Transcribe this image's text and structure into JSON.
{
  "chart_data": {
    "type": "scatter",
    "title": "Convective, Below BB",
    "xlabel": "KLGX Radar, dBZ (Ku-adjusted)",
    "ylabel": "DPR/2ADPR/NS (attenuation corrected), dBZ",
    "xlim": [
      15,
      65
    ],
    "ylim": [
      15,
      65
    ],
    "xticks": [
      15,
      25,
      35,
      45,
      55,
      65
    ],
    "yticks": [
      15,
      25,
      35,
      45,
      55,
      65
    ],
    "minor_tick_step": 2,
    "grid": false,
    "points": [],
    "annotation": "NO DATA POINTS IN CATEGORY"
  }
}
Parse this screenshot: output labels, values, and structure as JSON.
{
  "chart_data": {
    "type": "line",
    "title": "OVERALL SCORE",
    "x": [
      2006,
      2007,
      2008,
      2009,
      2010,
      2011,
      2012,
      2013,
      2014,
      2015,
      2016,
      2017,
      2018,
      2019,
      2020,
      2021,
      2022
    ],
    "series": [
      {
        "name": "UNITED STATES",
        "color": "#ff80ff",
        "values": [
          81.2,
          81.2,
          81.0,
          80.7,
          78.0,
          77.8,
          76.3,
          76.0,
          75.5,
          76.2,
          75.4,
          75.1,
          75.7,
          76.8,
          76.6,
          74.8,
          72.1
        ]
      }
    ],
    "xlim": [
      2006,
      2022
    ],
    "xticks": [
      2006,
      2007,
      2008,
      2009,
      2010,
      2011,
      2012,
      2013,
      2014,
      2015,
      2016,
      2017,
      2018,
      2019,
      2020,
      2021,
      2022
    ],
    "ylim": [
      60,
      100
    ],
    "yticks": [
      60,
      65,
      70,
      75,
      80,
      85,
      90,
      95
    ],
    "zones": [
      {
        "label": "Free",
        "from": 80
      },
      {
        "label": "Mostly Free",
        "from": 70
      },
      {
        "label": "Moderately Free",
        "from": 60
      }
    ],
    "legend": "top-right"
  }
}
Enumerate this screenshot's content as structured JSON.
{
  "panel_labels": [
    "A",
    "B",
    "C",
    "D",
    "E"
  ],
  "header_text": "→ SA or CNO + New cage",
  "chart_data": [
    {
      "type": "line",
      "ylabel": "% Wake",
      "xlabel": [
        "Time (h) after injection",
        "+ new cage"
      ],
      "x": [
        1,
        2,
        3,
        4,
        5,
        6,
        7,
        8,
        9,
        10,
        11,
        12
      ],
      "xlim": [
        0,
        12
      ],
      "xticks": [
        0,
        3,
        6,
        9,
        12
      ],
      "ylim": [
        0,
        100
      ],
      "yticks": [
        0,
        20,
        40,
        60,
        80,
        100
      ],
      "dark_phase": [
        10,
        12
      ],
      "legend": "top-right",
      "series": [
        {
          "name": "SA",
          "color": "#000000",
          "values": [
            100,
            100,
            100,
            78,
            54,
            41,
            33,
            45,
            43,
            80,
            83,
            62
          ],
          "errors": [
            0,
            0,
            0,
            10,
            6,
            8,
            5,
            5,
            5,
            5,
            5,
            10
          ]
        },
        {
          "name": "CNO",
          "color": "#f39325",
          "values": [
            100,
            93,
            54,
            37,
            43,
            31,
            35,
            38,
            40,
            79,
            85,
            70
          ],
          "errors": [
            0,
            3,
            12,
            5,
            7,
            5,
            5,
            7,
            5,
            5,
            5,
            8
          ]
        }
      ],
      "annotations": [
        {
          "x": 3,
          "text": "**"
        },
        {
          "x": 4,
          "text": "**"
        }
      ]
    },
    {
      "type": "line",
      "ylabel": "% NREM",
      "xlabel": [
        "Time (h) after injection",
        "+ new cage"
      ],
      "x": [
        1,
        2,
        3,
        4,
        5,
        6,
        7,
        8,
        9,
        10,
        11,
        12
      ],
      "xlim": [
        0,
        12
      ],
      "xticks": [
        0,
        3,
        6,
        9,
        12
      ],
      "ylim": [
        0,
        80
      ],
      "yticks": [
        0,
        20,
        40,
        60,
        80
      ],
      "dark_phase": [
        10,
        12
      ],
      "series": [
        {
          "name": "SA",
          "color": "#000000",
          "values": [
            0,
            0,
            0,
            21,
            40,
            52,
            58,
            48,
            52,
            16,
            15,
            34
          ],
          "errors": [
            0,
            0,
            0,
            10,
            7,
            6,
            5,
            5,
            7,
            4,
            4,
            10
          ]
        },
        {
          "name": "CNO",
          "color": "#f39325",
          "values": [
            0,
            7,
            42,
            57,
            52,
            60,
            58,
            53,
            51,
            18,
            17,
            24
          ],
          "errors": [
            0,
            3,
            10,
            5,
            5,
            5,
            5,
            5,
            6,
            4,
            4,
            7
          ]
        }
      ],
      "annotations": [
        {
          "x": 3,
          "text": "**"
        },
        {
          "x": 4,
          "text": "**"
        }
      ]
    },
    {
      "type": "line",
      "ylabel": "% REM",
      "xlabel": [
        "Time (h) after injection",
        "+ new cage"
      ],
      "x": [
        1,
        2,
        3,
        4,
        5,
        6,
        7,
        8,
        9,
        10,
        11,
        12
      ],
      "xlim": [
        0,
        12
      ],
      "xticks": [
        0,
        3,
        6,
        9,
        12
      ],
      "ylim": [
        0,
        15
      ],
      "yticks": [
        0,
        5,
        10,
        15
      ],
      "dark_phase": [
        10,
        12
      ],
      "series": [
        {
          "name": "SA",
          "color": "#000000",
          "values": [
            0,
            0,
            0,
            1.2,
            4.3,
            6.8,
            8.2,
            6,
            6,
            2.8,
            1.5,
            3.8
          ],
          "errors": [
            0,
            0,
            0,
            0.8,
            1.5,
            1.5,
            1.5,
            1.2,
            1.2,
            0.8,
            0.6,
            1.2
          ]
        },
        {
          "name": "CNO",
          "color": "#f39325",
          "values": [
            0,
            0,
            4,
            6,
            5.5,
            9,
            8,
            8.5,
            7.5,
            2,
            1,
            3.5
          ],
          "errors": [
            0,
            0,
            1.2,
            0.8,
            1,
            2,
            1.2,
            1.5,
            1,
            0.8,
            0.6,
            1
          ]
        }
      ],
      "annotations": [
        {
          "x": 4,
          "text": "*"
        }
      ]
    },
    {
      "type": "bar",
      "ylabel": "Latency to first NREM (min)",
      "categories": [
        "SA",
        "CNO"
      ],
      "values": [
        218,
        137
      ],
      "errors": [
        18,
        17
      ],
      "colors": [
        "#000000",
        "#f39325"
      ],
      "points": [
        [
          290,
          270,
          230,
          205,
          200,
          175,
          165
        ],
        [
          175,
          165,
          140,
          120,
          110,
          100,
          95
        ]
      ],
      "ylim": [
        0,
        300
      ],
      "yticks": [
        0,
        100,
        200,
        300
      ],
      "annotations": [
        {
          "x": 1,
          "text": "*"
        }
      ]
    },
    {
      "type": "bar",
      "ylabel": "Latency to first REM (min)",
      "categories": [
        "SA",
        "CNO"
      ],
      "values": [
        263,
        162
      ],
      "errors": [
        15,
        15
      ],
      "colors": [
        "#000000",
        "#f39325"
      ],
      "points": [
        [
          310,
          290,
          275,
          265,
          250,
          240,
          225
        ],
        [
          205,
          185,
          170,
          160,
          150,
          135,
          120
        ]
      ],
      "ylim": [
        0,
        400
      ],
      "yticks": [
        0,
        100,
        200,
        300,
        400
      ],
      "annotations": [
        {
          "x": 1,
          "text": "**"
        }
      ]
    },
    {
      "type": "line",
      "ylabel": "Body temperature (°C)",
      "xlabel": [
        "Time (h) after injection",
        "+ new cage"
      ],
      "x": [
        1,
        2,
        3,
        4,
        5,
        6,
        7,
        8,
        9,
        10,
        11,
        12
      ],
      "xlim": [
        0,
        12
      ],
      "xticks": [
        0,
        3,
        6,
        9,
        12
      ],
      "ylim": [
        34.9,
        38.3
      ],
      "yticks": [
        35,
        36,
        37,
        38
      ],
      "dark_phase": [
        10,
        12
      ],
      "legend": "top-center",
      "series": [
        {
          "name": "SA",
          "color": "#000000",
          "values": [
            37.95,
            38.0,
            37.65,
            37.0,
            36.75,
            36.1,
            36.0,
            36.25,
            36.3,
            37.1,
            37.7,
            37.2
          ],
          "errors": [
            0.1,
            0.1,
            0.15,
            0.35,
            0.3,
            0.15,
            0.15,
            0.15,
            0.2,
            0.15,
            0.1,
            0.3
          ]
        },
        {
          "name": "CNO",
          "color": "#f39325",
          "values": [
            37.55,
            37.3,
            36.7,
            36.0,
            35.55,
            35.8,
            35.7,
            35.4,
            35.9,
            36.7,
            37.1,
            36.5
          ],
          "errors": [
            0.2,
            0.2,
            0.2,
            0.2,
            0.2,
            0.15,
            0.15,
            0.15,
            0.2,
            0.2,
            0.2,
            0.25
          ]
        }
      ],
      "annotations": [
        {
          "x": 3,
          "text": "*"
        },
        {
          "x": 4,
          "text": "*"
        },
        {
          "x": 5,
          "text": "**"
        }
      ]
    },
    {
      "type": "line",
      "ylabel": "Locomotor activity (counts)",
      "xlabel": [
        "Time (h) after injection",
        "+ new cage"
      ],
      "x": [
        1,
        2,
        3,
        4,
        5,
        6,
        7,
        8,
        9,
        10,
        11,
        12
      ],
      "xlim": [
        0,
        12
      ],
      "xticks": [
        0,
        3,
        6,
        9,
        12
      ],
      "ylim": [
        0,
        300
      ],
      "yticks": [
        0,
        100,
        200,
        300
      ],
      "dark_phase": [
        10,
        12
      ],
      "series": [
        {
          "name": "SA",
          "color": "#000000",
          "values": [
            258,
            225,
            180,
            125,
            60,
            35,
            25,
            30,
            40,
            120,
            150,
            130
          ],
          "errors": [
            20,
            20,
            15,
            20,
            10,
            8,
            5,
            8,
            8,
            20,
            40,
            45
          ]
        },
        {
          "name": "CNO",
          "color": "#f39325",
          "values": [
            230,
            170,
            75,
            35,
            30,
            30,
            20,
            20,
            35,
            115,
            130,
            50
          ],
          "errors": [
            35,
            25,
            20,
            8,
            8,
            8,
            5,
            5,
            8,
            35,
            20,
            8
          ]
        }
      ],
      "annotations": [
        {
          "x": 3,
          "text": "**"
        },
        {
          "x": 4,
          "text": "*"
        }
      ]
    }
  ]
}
**********
= Problem description =
Show every line in the records above that contains the word "screenshot".

= Written solution =
Parse this screenshot: output labels, values, and structure as JSON.
Enumerate this screenshot's content as structured JSON.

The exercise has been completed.